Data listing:
******************************

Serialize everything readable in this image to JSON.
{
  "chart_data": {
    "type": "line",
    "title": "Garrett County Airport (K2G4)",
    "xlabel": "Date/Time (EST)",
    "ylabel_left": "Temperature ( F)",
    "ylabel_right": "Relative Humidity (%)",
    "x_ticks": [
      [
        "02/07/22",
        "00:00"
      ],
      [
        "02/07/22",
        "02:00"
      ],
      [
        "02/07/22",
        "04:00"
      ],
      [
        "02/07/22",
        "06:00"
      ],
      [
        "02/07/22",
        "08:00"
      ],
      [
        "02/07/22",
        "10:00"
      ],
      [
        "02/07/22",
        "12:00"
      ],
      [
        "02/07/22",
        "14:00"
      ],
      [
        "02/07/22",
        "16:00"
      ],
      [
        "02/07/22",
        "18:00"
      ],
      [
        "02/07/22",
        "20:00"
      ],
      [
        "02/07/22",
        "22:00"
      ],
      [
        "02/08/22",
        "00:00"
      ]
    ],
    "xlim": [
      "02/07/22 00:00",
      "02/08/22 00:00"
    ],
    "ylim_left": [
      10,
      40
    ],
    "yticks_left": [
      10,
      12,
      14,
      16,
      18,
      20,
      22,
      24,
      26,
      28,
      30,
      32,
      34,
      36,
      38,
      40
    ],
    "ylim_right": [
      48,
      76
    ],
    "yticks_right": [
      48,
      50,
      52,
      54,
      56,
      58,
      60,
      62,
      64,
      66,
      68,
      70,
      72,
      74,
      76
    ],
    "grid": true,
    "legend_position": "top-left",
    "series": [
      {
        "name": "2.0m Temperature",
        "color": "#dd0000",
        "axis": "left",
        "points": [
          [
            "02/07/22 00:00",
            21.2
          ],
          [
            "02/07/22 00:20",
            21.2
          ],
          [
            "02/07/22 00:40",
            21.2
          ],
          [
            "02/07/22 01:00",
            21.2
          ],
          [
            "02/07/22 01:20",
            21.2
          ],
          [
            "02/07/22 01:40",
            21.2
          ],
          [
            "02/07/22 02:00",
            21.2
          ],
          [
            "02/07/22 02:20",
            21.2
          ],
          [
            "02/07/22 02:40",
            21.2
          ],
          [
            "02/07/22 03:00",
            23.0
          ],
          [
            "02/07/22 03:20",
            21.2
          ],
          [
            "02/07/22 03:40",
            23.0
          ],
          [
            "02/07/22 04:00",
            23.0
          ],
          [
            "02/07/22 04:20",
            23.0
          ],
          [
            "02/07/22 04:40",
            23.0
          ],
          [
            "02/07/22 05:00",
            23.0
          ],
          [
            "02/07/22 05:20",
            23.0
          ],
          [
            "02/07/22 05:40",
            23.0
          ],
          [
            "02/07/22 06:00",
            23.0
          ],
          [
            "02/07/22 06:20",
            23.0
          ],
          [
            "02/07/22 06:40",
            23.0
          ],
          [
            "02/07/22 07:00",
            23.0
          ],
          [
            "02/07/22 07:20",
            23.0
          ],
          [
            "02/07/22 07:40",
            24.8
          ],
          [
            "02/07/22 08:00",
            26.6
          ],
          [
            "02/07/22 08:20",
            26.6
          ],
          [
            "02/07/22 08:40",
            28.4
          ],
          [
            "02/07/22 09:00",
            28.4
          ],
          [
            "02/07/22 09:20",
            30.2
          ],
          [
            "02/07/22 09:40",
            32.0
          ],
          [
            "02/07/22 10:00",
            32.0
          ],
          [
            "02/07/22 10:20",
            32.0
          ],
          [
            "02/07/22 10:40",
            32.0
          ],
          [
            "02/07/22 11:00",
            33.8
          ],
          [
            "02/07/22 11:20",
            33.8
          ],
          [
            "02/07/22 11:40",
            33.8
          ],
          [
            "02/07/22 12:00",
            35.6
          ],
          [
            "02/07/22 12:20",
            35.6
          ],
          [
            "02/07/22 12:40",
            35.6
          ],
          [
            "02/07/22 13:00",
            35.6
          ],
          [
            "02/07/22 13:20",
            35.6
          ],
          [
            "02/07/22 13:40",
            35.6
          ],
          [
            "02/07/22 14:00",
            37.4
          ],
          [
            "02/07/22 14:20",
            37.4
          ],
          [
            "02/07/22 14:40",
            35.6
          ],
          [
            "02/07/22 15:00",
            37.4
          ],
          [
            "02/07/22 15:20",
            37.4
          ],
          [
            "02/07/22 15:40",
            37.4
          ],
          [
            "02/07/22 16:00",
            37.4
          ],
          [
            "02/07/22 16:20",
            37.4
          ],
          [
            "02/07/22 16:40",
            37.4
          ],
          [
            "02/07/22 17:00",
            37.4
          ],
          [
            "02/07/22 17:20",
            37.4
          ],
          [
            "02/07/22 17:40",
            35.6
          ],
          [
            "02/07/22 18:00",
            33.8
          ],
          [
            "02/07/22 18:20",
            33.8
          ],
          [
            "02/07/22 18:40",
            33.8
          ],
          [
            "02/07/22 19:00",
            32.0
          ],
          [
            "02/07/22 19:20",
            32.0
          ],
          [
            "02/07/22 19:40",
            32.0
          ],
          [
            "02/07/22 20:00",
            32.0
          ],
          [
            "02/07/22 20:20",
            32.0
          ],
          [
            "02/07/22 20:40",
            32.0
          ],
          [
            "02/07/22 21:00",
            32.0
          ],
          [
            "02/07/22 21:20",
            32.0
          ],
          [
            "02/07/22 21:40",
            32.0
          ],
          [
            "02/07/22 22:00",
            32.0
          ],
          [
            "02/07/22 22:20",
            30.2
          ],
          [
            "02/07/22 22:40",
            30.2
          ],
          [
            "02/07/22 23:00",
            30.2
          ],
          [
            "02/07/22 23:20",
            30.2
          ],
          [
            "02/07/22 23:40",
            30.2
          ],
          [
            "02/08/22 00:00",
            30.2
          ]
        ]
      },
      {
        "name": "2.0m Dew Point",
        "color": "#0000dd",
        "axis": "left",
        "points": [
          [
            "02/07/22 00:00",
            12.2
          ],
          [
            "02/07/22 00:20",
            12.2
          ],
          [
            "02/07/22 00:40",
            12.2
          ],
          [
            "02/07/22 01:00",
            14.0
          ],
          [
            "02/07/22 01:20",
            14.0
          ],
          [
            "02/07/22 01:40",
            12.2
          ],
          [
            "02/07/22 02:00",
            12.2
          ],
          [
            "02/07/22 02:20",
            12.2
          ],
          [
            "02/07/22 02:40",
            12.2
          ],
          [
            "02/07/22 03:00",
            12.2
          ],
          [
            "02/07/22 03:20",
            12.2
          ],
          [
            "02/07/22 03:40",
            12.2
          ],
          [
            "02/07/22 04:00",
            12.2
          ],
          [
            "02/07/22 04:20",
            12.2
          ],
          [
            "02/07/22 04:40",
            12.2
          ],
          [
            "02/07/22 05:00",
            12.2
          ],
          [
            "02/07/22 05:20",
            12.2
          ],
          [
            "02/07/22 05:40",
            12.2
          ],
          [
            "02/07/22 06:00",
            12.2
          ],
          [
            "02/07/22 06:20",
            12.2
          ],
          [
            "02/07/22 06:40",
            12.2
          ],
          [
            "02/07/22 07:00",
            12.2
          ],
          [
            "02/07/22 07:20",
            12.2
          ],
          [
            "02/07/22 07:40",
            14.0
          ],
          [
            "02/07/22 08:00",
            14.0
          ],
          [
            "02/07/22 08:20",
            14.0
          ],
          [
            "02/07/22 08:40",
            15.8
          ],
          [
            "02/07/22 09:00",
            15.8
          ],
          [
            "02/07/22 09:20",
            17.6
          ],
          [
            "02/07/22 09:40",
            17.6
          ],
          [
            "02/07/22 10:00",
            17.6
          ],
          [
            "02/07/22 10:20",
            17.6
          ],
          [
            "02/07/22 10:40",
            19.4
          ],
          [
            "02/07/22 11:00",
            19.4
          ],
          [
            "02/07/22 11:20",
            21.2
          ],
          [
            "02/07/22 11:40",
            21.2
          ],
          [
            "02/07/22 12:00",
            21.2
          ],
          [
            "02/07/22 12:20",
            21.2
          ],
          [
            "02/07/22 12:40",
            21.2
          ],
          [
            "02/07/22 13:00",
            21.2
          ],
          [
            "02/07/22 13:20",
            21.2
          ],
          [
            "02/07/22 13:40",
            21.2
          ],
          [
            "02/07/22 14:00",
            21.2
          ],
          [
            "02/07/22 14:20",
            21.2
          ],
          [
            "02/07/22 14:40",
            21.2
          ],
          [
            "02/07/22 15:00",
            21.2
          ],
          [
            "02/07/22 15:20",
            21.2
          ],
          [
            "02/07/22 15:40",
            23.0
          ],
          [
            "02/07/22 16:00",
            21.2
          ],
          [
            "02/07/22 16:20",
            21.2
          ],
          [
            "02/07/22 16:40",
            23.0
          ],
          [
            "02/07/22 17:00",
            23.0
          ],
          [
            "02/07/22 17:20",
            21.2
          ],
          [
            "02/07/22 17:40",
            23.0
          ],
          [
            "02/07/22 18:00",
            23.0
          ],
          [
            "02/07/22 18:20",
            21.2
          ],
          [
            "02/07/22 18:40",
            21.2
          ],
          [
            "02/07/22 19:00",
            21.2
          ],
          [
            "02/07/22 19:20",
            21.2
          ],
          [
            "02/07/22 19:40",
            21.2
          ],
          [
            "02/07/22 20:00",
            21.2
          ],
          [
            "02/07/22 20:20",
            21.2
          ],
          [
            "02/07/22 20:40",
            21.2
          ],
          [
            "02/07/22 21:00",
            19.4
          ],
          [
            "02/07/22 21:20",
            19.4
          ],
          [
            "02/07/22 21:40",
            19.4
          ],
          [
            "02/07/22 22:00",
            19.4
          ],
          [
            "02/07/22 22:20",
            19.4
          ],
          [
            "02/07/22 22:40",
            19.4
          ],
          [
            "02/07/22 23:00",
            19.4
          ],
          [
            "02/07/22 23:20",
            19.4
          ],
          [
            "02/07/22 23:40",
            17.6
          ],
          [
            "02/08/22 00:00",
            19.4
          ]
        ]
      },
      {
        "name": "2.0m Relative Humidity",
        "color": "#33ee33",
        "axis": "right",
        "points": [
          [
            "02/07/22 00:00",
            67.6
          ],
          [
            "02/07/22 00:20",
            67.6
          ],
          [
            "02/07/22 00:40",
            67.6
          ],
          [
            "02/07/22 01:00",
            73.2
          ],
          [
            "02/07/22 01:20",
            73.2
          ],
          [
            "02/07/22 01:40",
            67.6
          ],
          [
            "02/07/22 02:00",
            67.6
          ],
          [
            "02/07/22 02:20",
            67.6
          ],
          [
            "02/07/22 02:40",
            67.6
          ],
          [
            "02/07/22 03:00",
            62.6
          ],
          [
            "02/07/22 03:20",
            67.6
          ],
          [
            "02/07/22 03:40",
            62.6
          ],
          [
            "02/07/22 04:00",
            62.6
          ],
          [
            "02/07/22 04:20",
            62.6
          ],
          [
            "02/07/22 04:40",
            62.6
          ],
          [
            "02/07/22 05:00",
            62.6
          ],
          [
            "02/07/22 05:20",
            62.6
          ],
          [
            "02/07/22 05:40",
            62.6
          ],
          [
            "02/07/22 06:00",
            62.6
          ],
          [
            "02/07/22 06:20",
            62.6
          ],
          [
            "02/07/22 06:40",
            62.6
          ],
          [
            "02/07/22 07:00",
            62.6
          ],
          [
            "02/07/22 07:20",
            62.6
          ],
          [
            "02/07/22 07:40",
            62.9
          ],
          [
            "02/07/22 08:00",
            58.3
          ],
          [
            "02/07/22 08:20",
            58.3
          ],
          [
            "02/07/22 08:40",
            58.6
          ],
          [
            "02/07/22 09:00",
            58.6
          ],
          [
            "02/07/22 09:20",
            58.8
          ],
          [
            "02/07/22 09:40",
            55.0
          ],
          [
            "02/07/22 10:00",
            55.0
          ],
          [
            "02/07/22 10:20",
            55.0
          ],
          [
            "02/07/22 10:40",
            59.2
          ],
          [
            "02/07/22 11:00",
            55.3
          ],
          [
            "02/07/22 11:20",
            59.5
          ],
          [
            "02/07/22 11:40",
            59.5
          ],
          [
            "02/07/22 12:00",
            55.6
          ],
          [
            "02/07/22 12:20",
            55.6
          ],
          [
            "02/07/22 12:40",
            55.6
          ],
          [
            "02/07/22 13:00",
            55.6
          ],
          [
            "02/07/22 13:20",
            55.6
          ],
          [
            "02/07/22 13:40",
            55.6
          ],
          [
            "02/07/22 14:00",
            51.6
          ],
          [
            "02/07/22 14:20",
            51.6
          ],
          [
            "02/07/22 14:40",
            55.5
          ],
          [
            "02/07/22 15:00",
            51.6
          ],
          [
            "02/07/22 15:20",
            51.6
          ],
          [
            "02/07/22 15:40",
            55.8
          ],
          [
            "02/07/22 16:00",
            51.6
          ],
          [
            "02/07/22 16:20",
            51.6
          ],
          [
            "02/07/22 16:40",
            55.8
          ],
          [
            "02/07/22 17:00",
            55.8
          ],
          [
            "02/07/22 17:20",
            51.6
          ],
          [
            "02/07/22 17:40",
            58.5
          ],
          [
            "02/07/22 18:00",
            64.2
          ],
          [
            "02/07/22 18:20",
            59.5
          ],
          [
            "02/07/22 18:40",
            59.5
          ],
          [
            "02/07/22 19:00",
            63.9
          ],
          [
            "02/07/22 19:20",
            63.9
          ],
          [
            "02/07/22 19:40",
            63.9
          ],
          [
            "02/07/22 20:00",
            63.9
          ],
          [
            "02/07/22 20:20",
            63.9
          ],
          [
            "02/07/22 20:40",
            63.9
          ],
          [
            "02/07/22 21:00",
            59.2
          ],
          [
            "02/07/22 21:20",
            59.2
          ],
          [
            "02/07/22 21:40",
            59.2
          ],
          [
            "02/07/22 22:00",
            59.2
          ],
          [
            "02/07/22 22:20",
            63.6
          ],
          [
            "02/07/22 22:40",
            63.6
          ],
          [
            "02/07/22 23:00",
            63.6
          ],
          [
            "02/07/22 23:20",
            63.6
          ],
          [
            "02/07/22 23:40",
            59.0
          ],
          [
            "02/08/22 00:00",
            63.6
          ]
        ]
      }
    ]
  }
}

******************************

**The task**
The word "name" may appear on some lines. Report how many lines hold it, giving the number alone.

**Finished exercise**
3